#### 文書抜粋:
%%

(6)長野県に被害を及ぼす地震及び地震活動の特徴

長野県に被害を及ぼす地震は、主に陸域の浅い地震である。なお、長野県とその周辺で発生した主な被害地震は、図6−58のとおりである。

 長野県の地形をみると、飛騨山脈、木曽山脈、赤石山脈などの険しい山脈が連なり、それらの間には長野盆地、松本盆地などの細長く伸びた盆地が点在している。県内の主要な活断層は、これらの山脈と盆地の境目などに沿って分布している(図6−59)。糸魚川−静岡構造線断層帯は、県内をほぼ南北に縦断するように延び、この断層帯はずれ方の違いなどから、北部(白馬付近から松本付近)、中部(松本付近から山梨県小淵沢付近)、南部(小淵沢から甲府盆地西縁付近)に分けられる。北部は逆断層(東側が隆起)、中部は逆断層成分をもつ左横ずれ断層、南部は逆断層(西側が隆起)を示す。活動度はいずれもA級である。糸魚川−静岡構造線断層帯の西側には、主な活断層として、伊那谷断層帯(逆断層)、木曽山脈西縁断層帯(右横ずれ断層)、境峠・神谷断層帯(左横ずれ断層)、阿寺断層帯(左横ずれ断層、詳細は6−3(7)参照)などがあり、これらの活動度はA級(一部はB級)である。糸魚川−静岡構造線断層帯の東側には、長野盆地付近から信濃川に沿って、新潟県の方へ延びていく信濃川断層帯があり、活動度A級の逆断層(西側が隆起)である。長野盆地付近におけるこの断層帯(長野盆地西縁断層帯とも呼ばれる)は、盆地の西縁を限るように分布している。なお、地質構造上の大きな境界である中央構造線は、伊那山地の南部付近では活動度B〜C級の活断層とされている。

%%

#### 保存データ:
%%

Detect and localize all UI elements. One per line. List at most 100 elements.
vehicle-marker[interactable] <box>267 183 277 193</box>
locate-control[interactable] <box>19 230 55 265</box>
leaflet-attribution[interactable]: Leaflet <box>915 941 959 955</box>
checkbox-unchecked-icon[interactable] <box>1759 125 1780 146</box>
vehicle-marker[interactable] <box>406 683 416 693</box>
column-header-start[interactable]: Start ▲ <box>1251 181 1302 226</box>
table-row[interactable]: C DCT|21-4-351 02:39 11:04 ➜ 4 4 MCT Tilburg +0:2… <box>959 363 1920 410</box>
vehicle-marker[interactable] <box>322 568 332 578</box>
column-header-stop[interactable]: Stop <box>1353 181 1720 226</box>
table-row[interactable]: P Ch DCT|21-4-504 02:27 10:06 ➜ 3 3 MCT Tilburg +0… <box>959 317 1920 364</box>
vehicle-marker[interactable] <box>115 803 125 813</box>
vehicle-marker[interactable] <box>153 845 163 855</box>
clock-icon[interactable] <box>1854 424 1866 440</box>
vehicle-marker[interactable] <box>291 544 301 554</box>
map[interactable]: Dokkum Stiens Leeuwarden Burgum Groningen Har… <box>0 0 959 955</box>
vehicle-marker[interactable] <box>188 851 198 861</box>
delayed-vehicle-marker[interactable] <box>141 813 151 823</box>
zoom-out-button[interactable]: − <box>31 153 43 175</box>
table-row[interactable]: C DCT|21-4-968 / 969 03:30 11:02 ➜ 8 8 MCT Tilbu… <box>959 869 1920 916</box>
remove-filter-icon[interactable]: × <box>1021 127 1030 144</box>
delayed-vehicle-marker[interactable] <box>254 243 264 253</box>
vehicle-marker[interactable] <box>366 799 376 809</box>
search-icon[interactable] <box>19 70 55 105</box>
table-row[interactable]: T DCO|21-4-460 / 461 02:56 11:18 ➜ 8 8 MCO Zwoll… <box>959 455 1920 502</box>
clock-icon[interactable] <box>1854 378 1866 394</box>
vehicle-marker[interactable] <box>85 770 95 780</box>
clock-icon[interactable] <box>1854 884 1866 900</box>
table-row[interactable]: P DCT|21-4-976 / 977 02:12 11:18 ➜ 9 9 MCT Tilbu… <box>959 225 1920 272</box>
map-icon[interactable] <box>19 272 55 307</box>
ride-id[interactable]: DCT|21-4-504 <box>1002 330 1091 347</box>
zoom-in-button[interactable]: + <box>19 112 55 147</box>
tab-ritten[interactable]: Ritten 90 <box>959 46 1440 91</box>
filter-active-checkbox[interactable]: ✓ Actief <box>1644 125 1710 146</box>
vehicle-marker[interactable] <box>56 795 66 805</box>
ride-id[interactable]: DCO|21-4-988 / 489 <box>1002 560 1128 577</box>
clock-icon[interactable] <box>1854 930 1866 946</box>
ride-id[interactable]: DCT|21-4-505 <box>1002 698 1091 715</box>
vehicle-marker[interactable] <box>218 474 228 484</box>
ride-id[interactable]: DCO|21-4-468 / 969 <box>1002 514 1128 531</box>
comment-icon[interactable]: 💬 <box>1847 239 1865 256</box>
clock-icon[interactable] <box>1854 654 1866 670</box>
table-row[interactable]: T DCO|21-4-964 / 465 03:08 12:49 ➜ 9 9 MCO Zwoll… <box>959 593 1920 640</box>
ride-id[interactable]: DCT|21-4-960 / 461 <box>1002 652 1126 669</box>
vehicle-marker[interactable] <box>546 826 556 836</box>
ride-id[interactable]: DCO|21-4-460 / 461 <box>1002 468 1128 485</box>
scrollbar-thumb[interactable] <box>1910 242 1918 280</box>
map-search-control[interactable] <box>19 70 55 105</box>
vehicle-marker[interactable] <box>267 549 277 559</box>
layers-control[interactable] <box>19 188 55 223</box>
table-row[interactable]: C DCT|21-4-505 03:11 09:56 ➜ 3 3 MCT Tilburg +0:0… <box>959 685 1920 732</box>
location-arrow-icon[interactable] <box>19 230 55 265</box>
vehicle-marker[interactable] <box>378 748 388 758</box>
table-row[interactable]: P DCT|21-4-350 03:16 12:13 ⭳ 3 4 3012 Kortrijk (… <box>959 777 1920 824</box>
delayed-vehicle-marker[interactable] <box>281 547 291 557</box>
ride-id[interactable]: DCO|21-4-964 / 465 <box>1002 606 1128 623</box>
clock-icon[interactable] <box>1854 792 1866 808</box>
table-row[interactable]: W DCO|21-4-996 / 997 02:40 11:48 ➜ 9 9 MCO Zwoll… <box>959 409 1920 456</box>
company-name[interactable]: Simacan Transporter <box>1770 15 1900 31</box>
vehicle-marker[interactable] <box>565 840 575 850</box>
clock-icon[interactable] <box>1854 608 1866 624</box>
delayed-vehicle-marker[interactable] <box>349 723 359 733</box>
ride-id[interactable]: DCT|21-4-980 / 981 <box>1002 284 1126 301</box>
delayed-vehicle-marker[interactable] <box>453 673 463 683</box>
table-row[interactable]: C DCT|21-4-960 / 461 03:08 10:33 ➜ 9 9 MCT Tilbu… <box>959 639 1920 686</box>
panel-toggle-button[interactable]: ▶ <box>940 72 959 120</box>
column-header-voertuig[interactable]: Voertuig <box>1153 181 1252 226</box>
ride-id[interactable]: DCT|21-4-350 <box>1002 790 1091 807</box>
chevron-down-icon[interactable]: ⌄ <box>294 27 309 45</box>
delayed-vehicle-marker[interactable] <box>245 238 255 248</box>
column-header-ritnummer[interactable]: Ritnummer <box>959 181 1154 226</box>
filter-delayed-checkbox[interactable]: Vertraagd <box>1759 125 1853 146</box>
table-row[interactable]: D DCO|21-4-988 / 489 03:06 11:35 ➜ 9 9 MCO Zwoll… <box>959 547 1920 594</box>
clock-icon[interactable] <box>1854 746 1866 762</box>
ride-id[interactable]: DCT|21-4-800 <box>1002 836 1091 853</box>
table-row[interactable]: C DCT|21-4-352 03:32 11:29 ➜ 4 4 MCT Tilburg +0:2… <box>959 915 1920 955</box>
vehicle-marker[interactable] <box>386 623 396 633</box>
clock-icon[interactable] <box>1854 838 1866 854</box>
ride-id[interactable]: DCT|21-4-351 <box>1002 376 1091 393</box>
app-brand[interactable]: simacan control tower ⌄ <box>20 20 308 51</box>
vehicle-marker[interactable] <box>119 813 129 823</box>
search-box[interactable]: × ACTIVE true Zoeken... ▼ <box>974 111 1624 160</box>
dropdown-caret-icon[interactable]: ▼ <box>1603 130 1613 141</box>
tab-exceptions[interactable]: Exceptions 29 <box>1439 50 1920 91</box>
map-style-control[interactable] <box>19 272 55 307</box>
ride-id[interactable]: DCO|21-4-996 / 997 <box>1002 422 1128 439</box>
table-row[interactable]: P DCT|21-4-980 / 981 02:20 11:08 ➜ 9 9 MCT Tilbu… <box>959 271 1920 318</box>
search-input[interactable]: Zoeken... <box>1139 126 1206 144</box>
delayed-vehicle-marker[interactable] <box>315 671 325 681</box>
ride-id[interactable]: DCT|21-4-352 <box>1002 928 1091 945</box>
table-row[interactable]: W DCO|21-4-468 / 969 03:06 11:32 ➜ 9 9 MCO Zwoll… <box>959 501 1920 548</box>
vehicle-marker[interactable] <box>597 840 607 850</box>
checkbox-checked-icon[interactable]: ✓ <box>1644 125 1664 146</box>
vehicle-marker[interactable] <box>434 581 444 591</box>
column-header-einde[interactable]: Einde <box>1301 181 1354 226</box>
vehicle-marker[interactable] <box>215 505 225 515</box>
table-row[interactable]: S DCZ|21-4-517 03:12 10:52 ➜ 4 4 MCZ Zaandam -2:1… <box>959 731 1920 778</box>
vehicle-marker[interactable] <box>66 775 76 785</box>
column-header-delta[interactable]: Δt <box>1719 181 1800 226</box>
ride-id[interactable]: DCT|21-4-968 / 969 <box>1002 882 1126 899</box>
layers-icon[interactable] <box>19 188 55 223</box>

%%

#### 作業指示:
文書抜粋で、糸魚川−静岡構造線断層帯の西側にある主な活断層として挙げられているものを、それぞれの断層の種類とともにすべて列挙してください。

#### 解答:
・伊那谷断層帯(逆断層)
・木曽山脈西縁断層帯(右横ずれ断層)
・境峠・神谷断層帯(左横ずれ断層)
・阿寺断層帯(左横ずれ断層)